### Provided data
————
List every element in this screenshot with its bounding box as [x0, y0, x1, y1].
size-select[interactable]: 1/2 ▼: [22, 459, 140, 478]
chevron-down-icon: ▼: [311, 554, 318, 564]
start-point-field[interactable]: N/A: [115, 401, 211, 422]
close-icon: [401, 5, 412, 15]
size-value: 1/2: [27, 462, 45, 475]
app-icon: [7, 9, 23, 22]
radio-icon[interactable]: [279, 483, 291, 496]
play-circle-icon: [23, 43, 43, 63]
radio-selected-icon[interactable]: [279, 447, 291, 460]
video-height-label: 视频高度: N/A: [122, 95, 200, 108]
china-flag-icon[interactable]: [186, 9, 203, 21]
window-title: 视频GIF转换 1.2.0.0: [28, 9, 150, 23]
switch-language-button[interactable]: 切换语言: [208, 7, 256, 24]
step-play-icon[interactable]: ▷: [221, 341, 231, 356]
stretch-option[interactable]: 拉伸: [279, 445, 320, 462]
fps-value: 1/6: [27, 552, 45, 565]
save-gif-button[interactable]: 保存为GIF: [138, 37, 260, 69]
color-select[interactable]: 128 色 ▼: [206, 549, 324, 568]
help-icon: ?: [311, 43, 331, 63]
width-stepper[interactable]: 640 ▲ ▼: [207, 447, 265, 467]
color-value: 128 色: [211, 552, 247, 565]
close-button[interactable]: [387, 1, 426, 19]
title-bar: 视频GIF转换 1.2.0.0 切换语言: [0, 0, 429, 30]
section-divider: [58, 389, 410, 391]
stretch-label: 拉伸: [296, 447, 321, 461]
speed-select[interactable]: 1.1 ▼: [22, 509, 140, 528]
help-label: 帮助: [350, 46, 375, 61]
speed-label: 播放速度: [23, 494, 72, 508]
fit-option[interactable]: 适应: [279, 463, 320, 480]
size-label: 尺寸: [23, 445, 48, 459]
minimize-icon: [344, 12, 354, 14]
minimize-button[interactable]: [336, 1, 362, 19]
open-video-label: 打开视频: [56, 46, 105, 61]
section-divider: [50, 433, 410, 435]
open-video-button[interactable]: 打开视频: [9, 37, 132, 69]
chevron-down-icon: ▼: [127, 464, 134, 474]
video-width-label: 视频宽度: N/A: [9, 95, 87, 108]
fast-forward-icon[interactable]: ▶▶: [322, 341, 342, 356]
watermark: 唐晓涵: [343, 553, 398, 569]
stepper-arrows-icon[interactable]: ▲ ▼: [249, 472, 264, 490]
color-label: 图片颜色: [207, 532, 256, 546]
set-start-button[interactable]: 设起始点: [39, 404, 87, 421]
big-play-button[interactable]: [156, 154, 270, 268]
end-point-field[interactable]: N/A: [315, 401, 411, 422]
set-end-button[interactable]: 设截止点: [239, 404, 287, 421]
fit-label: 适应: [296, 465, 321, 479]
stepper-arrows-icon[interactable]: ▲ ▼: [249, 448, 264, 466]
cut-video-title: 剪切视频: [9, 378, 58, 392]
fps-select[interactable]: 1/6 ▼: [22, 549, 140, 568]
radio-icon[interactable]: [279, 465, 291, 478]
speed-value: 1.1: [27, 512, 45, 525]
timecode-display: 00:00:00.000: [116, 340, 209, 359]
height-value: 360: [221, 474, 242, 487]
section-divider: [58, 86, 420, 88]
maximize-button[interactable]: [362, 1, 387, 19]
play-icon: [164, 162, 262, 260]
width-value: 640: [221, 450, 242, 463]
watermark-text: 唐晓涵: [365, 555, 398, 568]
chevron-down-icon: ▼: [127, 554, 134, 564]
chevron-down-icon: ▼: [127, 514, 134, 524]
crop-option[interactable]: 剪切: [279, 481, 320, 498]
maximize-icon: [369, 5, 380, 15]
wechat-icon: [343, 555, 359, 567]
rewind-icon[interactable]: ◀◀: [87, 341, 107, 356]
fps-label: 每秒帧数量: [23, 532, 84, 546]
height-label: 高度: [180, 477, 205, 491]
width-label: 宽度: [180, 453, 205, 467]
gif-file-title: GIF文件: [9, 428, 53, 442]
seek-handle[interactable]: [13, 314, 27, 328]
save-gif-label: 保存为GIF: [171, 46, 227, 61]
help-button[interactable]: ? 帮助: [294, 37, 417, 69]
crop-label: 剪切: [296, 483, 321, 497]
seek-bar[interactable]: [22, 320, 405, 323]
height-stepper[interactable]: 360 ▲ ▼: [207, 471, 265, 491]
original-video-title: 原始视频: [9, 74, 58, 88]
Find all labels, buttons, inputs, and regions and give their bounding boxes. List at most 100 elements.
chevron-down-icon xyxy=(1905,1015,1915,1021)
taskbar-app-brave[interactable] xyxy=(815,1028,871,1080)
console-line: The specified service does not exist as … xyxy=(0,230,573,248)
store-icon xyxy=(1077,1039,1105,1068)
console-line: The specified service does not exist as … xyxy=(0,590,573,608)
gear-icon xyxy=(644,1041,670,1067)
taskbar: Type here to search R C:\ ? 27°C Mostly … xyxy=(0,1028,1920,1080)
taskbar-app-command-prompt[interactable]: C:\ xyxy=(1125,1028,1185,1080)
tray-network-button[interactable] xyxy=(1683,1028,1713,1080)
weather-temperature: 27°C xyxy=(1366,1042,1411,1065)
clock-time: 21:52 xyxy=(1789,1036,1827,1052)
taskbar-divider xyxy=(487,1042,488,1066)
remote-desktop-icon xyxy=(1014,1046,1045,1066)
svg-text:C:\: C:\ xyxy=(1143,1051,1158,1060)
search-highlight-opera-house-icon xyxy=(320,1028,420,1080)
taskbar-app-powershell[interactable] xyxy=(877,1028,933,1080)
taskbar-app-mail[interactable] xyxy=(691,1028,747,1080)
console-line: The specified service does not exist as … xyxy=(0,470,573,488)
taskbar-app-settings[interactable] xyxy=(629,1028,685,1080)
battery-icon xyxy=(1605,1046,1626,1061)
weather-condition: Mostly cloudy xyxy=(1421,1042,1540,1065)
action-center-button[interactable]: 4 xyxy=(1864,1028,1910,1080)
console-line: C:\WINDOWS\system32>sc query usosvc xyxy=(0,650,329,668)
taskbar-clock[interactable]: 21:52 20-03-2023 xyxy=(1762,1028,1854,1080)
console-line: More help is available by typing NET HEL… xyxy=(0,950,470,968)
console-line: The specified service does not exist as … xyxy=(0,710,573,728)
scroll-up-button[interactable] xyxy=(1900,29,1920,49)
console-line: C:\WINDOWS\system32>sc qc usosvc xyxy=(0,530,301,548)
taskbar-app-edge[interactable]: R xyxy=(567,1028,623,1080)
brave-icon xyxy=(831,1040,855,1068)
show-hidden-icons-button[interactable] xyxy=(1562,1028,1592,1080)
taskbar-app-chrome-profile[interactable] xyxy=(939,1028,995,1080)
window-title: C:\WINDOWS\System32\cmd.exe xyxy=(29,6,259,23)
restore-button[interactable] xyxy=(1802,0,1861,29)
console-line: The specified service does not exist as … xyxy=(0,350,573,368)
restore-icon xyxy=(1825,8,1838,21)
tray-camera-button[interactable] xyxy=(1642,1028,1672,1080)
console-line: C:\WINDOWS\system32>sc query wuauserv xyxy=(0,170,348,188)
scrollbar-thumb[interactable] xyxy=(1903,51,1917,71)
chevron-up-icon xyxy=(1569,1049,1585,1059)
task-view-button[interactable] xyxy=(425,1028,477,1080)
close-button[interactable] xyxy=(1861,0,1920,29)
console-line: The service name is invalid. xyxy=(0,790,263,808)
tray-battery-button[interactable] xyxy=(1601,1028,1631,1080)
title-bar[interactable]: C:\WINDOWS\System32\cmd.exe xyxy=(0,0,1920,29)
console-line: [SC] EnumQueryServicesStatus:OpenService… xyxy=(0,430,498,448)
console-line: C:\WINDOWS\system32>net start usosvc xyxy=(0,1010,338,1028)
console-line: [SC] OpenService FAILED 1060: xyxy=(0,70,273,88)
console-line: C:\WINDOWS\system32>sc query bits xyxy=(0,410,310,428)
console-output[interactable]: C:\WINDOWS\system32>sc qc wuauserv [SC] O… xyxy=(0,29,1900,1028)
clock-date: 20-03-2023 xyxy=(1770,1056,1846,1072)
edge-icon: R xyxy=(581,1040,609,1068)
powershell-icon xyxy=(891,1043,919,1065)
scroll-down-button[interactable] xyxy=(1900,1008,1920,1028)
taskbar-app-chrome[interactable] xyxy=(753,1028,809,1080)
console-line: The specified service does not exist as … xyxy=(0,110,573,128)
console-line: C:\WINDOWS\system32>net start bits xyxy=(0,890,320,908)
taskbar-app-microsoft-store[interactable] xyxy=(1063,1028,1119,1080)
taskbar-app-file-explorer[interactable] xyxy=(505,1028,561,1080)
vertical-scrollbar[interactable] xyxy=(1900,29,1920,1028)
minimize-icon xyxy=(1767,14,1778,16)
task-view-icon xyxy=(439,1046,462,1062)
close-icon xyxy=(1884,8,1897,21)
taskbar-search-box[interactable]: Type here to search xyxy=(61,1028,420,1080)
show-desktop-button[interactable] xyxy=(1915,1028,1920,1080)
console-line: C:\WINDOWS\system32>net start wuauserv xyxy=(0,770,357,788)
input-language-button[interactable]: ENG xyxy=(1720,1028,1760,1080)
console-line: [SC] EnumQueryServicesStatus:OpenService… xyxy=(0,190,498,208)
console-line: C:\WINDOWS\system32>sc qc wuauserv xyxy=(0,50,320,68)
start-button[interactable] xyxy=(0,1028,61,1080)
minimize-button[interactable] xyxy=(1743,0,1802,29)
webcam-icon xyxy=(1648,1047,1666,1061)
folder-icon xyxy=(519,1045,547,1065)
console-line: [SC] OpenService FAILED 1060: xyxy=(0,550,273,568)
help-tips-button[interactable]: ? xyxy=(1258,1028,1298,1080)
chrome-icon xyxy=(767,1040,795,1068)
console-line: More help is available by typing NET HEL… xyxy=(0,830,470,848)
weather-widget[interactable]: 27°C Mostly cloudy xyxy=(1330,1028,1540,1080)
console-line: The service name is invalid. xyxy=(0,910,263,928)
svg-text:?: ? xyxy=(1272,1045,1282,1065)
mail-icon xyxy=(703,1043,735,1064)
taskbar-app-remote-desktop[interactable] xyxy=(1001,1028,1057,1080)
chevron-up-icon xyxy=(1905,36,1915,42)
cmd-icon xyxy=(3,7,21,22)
————
### Request
Copy out the data verbatim, starting at its first line and ending at the line that contains "china-flag-icon[interactable]: [186, 9, 203, 21]".

### Finished exercise
List every element in this screenshot with its bounding box as [x0, y0, x1, y1].
size-select[interactable]: 1/2 ▼: [22, 459, 140, 478]
chevron-down-icon: ▼: [311, 554, 318, 564]
start-point-field[interactable]: N/A: [115, 401, 211, 422]
close-icon: [401, 5, 412, 15]
size-value: 1/2: [27, 462, 45, 475]
app-icon: [7, 9, 23, 22]
radio-icon[interactable]: [279, 483, 291, 496]
play-circle-icon: [23, 43, 43, 63]
radio-selected-icon[interactable]: [279, 447, 291, 460]
video-height-label: 视频高度: N/A: [122, 95, 200, 108]
china-flag-icon[interactable]: [186, 9, 203, 21]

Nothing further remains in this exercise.